* Task to carry out:
Filter the entries below, keeping every line that has the word "βιβλίο".

[Start of Input material]

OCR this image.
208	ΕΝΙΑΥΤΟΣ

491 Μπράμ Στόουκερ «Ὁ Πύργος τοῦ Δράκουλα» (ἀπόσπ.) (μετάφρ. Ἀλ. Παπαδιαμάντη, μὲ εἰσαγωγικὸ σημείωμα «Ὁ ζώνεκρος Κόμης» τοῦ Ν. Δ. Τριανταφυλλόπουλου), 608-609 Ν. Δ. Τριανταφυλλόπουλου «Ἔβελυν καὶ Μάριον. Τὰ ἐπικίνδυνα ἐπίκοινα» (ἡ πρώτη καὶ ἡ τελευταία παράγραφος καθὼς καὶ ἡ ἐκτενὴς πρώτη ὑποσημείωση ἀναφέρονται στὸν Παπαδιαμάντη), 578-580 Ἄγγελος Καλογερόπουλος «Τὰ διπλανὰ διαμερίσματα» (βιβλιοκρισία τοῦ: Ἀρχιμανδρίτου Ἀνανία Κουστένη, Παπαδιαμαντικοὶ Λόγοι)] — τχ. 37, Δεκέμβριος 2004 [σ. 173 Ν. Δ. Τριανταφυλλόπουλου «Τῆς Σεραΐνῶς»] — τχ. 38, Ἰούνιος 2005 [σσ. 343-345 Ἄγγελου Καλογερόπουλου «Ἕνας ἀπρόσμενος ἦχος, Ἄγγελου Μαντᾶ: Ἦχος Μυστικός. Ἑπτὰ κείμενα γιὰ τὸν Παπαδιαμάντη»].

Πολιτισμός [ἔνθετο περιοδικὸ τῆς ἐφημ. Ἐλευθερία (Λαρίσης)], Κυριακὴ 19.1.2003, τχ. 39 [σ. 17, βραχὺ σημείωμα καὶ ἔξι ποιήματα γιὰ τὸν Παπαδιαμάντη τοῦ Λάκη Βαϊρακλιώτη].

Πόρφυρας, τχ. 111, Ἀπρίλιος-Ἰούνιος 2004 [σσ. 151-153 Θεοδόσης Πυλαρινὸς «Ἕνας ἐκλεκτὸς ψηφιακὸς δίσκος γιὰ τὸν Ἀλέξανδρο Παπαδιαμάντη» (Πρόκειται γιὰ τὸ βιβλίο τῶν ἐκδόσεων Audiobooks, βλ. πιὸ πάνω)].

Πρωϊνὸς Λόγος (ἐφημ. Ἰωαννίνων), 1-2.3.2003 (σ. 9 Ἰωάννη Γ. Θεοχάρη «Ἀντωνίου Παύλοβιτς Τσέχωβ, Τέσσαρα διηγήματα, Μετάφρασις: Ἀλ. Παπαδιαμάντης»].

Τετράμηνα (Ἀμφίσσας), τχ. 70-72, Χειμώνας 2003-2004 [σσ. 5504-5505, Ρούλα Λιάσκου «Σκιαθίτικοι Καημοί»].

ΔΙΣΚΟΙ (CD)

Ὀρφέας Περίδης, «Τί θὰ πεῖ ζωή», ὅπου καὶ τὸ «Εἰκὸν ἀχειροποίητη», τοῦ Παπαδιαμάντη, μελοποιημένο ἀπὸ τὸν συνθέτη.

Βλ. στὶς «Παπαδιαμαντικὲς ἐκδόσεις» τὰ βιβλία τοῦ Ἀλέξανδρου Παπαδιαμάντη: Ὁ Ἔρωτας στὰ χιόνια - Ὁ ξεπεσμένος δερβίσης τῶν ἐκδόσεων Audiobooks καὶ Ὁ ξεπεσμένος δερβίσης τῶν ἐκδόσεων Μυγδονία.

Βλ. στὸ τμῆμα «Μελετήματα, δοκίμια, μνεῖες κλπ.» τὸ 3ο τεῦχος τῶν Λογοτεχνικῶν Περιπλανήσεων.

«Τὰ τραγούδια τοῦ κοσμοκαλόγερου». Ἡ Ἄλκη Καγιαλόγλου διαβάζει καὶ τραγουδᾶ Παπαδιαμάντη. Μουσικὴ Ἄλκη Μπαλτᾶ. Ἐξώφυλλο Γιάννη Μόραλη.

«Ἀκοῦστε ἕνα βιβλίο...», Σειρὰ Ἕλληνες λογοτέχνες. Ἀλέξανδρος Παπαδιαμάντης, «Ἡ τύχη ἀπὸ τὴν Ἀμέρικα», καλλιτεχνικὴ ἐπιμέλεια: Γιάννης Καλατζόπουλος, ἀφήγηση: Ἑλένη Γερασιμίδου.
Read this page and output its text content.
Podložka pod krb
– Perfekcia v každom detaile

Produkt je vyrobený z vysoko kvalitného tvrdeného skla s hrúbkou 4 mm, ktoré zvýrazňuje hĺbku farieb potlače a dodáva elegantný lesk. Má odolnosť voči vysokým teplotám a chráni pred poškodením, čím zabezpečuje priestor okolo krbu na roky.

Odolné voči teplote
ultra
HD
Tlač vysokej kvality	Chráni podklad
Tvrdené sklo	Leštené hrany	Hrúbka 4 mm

[End of Input material]

* Output for this task:
Πόρφυρας, τχ. 111, Ἀπρίλιος-Ἰούνιος 2004 [σσ. 151-153 Θεοδόσης Πυλαρινὸς «Ἕνας ἐκλεκτὸς ψηφιακὸς δίσκος γιὰ τὸν Ἀλέξανδρο Παπαδιαμάντη» (Πρόκειται γιὰ τὸ βιβλίο τῶν ἐκδόσεων Audiobooks, βλ. πιὸ πάνω)].
«Ἀκοῦστε ἕνα βιβλίο...», Σειρὰ Ἕλληνες λογοτέχνες. Ἀλέξανδρος Παπαδιαμάντης, «Ἡ τύχη ἀπὸ τὴν Ἀμέρικα», καλλιτεχνικὴ ἐπιμέλεια: Γιάννης Καλατζόπουλος, ἀφήγηση: Ἑλένη Γερασιμίδου.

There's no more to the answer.